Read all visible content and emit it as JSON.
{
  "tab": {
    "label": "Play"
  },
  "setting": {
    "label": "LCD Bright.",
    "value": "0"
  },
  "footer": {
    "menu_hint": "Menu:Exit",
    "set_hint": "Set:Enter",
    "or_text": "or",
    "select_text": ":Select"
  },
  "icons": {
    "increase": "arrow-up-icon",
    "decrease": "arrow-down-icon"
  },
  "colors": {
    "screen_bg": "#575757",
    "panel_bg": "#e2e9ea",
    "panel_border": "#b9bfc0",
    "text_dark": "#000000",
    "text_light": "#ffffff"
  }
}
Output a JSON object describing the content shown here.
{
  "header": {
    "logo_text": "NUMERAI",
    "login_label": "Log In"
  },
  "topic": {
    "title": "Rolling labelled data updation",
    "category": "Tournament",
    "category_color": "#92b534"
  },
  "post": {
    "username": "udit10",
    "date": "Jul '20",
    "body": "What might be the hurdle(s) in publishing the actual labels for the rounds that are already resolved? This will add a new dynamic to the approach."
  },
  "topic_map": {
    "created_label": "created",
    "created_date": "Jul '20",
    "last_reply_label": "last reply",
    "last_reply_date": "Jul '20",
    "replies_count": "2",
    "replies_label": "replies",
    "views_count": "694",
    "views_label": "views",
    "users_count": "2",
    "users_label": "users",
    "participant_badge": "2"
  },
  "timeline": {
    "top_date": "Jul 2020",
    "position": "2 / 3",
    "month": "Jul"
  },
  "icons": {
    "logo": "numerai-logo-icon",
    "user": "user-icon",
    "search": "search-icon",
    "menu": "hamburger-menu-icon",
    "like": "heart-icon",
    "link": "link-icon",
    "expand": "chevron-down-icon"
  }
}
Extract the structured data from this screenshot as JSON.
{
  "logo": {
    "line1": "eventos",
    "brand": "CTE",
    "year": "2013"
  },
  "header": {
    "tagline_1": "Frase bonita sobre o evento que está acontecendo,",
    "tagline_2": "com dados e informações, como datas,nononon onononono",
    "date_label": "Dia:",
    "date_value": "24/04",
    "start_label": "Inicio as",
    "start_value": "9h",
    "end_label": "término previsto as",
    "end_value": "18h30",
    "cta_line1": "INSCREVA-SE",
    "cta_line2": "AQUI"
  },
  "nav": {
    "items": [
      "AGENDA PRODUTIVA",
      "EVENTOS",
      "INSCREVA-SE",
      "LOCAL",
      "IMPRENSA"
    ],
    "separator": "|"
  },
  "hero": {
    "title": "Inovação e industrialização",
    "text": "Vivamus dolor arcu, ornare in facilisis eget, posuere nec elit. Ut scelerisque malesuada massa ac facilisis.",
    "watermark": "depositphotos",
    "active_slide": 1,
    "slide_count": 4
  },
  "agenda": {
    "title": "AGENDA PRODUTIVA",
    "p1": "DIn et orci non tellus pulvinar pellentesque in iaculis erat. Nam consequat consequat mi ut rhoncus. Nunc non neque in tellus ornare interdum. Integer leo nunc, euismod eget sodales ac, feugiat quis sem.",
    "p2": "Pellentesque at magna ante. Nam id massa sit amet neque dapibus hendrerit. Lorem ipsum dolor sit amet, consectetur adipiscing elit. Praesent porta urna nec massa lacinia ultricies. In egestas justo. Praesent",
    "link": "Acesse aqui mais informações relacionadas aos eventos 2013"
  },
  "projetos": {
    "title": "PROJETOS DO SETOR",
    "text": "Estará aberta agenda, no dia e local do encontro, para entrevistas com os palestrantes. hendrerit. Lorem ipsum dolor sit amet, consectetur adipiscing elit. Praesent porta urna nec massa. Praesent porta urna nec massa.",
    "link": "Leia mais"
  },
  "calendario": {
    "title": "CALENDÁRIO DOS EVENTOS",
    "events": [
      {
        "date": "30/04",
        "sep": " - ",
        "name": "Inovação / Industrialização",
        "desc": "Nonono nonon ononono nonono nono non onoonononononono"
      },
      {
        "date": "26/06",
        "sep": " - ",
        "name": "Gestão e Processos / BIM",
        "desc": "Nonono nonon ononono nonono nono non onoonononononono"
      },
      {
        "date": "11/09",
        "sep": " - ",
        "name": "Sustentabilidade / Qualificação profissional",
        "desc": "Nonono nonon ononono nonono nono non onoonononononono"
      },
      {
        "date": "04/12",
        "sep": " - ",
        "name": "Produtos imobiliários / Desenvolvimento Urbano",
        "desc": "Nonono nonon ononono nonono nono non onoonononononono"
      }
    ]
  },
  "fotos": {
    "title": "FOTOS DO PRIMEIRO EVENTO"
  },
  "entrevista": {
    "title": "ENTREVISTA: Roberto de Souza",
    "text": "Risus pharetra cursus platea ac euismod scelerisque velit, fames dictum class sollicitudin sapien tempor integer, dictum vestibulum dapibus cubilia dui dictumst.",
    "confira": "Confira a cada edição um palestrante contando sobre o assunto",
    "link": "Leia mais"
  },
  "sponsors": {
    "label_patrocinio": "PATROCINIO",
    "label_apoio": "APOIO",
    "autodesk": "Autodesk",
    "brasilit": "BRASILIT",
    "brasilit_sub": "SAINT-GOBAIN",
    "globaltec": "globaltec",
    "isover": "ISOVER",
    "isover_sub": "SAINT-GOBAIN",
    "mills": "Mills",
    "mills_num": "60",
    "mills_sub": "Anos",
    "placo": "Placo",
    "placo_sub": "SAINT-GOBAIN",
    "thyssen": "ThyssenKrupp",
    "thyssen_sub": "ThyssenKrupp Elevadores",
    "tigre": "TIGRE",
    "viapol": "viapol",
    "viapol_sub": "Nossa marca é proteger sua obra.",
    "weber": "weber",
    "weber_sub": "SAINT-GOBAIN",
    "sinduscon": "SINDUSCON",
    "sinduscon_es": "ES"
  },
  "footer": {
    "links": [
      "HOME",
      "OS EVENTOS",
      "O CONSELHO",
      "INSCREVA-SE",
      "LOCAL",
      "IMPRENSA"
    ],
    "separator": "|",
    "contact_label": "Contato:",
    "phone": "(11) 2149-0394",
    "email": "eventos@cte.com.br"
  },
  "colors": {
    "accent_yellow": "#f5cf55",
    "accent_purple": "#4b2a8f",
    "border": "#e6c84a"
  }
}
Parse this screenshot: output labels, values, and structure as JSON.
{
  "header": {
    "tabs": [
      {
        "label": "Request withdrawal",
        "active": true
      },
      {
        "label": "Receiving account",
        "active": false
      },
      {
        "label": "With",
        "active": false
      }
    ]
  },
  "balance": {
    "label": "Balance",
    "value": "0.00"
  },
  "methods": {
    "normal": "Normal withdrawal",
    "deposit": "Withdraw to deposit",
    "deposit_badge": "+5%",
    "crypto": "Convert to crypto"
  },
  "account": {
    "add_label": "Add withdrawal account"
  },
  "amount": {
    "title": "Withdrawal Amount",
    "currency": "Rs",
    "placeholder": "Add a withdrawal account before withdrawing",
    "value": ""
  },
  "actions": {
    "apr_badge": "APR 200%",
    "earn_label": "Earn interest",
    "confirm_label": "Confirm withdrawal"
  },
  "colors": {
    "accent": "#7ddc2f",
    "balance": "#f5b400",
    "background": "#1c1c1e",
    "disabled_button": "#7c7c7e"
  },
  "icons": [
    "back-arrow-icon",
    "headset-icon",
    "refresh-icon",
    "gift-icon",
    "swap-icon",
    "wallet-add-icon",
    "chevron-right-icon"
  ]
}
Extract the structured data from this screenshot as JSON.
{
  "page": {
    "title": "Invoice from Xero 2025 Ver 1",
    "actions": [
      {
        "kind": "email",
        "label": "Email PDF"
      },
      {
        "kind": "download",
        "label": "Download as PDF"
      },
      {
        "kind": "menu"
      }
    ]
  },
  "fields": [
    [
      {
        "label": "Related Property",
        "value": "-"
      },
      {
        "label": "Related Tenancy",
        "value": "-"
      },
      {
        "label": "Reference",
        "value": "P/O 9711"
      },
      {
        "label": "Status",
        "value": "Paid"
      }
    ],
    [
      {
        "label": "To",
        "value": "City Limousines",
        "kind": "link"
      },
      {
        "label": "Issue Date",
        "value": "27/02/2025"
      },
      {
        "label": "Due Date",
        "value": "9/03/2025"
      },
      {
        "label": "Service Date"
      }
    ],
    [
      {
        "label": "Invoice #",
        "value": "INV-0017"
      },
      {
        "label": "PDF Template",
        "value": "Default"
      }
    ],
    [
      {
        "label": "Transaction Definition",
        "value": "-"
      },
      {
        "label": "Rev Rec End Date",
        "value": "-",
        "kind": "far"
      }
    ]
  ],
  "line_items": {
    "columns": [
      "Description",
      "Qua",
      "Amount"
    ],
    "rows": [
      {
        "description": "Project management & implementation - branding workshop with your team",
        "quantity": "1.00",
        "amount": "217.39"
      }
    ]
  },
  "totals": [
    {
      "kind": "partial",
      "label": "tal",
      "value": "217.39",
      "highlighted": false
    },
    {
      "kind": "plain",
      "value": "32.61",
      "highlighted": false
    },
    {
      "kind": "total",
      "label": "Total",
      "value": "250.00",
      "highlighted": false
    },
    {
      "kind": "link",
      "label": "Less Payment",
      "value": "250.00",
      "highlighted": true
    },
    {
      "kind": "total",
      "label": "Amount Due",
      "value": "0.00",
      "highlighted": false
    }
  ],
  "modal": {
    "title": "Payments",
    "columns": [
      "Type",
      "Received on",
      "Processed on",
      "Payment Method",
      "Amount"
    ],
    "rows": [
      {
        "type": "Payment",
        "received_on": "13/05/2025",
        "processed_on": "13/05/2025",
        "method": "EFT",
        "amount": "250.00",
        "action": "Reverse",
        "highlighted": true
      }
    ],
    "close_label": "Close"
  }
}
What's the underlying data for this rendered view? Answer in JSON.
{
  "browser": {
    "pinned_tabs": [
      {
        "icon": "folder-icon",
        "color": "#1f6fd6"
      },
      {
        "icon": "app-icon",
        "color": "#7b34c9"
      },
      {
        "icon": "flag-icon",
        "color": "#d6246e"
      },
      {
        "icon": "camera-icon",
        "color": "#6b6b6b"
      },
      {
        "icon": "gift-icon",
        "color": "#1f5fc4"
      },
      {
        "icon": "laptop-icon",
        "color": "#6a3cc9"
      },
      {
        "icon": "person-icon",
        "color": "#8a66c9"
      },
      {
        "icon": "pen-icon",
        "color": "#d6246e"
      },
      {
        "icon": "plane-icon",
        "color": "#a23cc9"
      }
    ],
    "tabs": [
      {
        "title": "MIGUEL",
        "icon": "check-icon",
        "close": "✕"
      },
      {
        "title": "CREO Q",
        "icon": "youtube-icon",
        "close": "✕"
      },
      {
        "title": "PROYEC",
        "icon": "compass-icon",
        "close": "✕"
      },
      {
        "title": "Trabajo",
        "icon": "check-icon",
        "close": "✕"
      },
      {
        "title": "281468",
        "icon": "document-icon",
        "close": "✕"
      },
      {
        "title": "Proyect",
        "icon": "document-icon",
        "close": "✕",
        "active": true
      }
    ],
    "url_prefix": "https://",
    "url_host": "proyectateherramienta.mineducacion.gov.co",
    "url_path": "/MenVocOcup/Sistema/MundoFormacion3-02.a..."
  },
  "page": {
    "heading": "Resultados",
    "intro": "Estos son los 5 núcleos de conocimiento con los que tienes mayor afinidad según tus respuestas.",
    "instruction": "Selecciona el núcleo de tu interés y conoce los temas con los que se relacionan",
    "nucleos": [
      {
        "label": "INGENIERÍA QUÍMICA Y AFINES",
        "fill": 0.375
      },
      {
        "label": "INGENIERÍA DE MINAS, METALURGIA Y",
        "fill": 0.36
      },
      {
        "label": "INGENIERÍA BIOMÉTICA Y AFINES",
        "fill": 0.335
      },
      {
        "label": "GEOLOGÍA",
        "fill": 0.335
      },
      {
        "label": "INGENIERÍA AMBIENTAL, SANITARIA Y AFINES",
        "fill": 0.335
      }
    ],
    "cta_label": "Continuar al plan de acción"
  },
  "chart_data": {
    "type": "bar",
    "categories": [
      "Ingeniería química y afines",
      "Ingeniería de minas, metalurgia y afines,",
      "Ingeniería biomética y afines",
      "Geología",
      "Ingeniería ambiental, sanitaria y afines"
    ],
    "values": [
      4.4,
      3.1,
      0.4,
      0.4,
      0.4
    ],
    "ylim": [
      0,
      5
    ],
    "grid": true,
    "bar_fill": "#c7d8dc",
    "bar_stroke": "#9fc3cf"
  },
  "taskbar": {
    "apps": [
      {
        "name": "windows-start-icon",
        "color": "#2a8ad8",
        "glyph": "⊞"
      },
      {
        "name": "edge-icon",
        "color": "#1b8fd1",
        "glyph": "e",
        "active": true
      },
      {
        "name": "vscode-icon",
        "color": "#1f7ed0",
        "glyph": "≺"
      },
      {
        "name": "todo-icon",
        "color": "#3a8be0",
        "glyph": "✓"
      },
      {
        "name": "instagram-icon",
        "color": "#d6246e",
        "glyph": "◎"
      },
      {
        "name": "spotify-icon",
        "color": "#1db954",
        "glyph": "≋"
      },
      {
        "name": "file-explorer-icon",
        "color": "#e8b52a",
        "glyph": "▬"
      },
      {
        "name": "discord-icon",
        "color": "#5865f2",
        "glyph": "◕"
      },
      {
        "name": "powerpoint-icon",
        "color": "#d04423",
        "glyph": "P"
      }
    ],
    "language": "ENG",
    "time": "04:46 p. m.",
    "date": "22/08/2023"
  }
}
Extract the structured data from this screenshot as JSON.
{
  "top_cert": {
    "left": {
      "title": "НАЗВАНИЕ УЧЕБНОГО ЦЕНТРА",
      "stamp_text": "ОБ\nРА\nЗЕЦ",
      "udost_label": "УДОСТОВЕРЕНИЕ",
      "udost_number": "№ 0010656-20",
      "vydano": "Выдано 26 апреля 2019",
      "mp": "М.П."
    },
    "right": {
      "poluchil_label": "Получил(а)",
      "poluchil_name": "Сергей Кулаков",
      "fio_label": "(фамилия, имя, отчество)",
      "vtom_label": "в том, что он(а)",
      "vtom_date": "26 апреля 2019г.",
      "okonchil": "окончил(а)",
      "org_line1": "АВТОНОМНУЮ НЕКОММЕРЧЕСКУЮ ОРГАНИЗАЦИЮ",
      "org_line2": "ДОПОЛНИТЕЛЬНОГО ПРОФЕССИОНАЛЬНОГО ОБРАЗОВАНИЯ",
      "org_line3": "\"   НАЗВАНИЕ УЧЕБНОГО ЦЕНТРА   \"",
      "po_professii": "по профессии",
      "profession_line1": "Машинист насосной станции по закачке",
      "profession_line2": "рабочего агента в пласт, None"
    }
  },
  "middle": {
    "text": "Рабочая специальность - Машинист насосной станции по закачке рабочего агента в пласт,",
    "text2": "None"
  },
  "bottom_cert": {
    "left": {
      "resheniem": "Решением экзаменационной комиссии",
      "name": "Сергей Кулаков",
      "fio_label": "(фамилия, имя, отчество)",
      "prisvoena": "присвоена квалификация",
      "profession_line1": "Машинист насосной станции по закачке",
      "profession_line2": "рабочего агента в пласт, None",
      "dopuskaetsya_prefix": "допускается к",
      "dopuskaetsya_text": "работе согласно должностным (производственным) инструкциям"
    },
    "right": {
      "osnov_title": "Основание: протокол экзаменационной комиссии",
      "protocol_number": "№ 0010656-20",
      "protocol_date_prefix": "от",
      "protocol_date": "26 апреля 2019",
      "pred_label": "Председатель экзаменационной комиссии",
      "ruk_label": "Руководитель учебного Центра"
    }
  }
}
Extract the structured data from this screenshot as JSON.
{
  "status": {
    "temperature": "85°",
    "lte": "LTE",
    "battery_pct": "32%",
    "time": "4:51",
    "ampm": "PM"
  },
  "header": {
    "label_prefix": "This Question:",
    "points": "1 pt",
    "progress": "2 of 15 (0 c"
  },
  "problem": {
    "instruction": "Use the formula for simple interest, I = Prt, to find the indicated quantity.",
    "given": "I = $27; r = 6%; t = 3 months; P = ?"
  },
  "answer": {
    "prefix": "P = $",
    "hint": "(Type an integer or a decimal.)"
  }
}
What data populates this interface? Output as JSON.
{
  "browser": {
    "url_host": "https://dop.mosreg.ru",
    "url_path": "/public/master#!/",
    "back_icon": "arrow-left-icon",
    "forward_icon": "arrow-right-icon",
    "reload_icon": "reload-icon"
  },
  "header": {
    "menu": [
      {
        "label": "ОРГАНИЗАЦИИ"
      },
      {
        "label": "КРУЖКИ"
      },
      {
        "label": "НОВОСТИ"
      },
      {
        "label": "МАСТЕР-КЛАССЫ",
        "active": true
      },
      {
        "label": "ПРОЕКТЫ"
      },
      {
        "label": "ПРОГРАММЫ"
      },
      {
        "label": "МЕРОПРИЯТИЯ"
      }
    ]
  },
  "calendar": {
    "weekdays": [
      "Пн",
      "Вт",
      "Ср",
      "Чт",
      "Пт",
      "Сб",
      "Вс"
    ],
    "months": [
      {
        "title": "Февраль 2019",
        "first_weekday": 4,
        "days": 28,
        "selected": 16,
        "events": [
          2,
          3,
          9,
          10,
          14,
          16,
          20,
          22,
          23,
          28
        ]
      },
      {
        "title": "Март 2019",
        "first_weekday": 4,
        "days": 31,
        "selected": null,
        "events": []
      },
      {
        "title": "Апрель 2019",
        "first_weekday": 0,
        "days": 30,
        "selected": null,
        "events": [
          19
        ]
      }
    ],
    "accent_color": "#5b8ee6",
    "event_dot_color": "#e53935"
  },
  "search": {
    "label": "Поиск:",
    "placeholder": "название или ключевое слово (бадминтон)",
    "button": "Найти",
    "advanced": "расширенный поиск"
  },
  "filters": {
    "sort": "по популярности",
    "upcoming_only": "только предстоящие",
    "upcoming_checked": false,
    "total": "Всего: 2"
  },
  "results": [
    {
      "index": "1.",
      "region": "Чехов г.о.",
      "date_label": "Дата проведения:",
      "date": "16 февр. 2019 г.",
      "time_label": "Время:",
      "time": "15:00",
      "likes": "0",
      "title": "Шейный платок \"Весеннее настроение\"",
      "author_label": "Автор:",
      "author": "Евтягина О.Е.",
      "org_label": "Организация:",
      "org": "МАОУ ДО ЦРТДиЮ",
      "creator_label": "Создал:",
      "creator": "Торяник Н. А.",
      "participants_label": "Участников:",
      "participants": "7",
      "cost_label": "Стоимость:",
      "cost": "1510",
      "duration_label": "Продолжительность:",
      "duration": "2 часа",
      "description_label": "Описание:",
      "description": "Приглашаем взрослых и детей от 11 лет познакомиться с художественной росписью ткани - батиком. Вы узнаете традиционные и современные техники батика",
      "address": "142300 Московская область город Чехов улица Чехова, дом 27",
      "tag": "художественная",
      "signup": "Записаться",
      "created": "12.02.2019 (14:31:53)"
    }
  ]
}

## What is asked:
Copy every line of the listing that includes the string "Чехов".

## Result for this exercise:
      "region": "Чехов г.о.",
      "address": "142300 Московская область город Чехов улица Чехова, дом 27",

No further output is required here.